((

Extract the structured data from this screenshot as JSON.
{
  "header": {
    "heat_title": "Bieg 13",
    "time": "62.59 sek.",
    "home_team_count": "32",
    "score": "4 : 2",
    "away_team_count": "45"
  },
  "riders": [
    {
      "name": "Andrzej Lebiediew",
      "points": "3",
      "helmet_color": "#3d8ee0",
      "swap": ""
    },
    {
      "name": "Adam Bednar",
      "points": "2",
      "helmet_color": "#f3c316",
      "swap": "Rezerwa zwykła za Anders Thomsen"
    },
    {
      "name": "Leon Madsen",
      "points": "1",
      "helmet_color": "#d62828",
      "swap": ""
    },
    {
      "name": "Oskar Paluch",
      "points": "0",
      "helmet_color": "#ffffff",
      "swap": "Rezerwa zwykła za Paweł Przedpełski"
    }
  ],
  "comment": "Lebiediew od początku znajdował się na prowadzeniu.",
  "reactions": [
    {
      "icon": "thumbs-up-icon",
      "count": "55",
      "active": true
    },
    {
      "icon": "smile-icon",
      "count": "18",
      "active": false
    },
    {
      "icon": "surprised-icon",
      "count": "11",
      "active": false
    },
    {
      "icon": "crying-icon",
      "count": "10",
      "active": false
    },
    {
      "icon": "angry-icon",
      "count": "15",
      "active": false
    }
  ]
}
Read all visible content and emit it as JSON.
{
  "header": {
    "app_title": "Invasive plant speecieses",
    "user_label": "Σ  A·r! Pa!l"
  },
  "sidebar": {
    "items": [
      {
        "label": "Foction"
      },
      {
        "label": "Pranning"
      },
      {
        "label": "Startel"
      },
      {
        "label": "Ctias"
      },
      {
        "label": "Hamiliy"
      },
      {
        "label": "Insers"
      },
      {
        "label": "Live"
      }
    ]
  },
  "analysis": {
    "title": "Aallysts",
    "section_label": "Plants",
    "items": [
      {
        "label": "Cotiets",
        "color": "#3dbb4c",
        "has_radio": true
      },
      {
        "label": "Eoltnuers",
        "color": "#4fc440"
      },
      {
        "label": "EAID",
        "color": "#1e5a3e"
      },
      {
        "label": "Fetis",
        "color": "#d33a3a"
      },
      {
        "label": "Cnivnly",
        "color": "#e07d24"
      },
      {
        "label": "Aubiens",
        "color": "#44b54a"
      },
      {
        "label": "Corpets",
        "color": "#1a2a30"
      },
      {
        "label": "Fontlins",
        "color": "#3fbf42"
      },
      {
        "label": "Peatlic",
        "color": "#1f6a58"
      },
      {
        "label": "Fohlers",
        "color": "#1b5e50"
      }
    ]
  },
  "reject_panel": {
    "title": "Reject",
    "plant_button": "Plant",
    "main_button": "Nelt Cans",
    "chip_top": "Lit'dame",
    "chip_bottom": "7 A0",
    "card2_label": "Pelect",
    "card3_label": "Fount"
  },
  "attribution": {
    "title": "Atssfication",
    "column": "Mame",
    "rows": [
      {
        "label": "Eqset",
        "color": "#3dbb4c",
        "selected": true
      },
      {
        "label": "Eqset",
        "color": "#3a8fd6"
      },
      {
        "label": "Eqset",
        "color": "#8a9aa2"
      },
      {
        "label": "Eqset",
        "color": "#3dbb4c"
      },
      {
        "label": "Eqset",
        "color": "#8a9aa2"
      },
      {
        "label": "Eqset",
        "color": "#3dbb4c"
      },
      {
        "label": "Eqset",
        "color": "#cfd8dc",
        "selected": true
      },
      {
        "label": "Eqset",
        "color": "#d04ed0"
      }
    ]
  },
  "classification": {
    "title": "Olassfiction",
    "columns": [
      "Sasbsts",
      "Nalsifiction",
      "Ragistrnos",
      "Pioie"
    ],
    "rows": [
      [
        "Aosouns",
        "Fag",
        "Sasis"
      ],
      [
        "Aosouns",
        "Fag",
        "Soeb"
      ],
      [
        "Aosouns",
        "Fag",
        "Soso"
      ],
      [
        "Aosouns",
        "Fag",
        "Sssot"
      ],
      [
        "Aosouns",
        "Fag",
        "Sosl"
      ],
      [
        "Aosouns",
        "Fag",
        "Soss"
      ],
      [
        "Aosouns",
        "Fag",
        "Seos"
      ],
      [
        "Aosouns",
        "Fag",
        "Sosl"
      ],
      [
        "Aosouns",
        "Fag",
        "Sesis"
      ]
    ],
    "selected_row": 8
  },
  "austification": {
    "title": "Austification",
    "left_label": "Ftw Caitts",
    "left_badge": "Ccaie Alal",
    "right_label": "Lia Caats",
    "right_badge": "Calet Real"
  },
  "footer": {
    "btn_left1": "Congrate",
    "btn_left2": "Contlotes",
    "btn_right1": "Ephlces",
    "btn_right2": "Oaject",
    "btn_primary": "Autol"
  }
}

))

*What the task requires*:
Make an exact copy of every line in the data.

*Completed task*:
Extract the structured data from this screenshot as JSON.
{
  "header": {
    "heat_title": "Bieg 13",
    "time": "62.59 sek.",
    "home_team_count": "32",
    "score": "4 : 2",
    "away_team_count": "45"
  },
  "riders": [
    {
      "name": "Andrzej Lebiediew",
      "points": "3",
      "helmet_color": "#3d8ee0",
      "swap": ""
    },
    {
      "name": "Adam Bednar",
      "points": "2",
      "helmet_color": "#f3c316",
      "swap": "Rezerwa zwykła za Anders Thomsen"
    },
    {
      "name": "Leon Madsen",
      "points": "1",
      "helmet_color": "#d62828",
      "swap": ""
    },
    {
      "name": "Oskar Paluch",
      "points": "0",
      "helmet_color": "#ffffff",
      "swap": "Rezerwa zwykła za Paweł Przedpełski"
    }
  ],
  "comment": "Lebiediew od początku znajdował się na prowadzeniu.",
  "reactions": [
    {
      "icon": "thumbs-up-icon",
      "count": "55",
      "active": true
    },
    {
      "icon": "smile-icon",
      "count": "18",
      "active": false
    },
    {
      "icon": "surprised-icon",
      "count": "11",
      "active": false
    },
    {
      "icon": "crying-icon",
      "count": "10",
      "active": false
    },
    {
      "icon": "angry-icon",
      "count": "15",
      "active": false
    }
  ]
}
Read all visible content and emit it as JSON.
{
  "header": {
    "app_title": "Invasive plant speecieses",
    "user_label": "Σ  A·r! Pa!l"
  },
  "sidebar": {
    "items": [
      {
        "label": "Foction"
      },
      {
        "label": "Pranning"
      },
      {
        "label": "Startel"
      },
      {
        "label": "Ctias"
      },
      {
        "label": "Hamiliy"
      },
      {
        "label": "Insers"
      },
      {
        "label": "Live"
      }
    ]
  },
  "analysis": {
    "title": "Aallysts",
    "section_label": "Plants",
    "items": [
      {
        "label": "Cotiets",
        "color": "#3dbb4c",
        "has_radio": true
      },
      {
        "label": "Eoltnuers",
        "color": "#4fc440"
      },
      {
        "label": "EAID",
        "color": "#1e5a3e"
      },
      {
        "label": "Fetis",
        "color": "#d33a3a"
      },
      {
        "label": "Cnivnly",
        "color": "#e07d24"
      },
      {
        "label": "Aubiens",
        "color": "#44b54a"
      },
      {
        "label": "Corpets",
        "color": "#1a2a30"
      },
      {
        "label": "Fontlins",
        "color": "#3fbf42"
      },
      {
        "label": "Peatlic",
        "color": "#1f6a58"
      },
      {
        "label": "Fohlers",
        "color": "#1b5e50"
      }
    ]
  },
  "reject_panel": {
    "title": "Reject",
    "plant_button": "Plant",
    "main_button": "Nelt Cans",
    "chip_top": "Lit'dame",
    "chip_bottom": "7 A0",
    "card2_label": "Pelect",
    "card3_label": "Fount"
  },
  "attribution": {
    "title": "Atssfication",
    "column": "Mame",
    "rows": [
      {
        "label": "Eqset",
        "color": "#3dbb4c",
        "selected": true
      },
      {
        "label": "Eqset",
        "color": "#3a8fd6"
      },
      {
        "label": "Eqset",
        "color": "#8a9aa2"
      },
      {
        "label": "Eqset",
        "color": "#3dbb4c"
      },
      {
        "label": "Eqset",
        "color": "#8a9aa2"
      },
      {
        "label": "Eqset",
        "color": "#3dbb4c"
      },
      {
        "label": "Eqset",
        "color": "#cfd8dc",
        "selected": true
      },
      {
        "label": "Eqset",
        "color": "#d04ed0"
      }
    ]
  },
  "classification": {
    "title": "Olassfiction",
    "columns": [
      "Sasbsts",
      "Nalsifiction",
      "Ragistrnos",
      "Pioie"
    ],
    "rows": [
      [
        "Aosouns",
        "Fag",
        "Sasis"
      ],
      [
        "Aosouns",
        "Fag",
        "Soeb"
      ],
      [
        "Aosouns",
        "Fag",
        "Soso"
      ],
      [
        "Aosouns",
        "Fag",
        "Sssot"
      ],
      [
        "Aosouns",
        "Fag",
        "Sosl"
      ],
      [
        "Aosouns",
        "Fag",
        "Soss"
      ],
      [
        "Aosouns",
        "Fag",
        "Seos"
      ],
      [
        "Aosouns",
        "Fag",
        "Sosl"
      ],
      [
        "Aosouns",
        "Fag",
        "Sesis"
      ]
    ],
    "selected_row": 8
  },
  "austification": {
    "title": "Austification",
    "left_label": "Ftw Caitts",
    "left_badge": "Ccaie Alal",
    "right_label": "Lia Caats",
    "right_badge": "Calet Real"
  },
  "footer": {
    "btn_left1": "Congrate",
    "btn_left2": "Contlotes",
    "btn_right1": "Ephlces",
    "btn_right2": "Oaject",
    "btn_primary": "Autol"
  }
}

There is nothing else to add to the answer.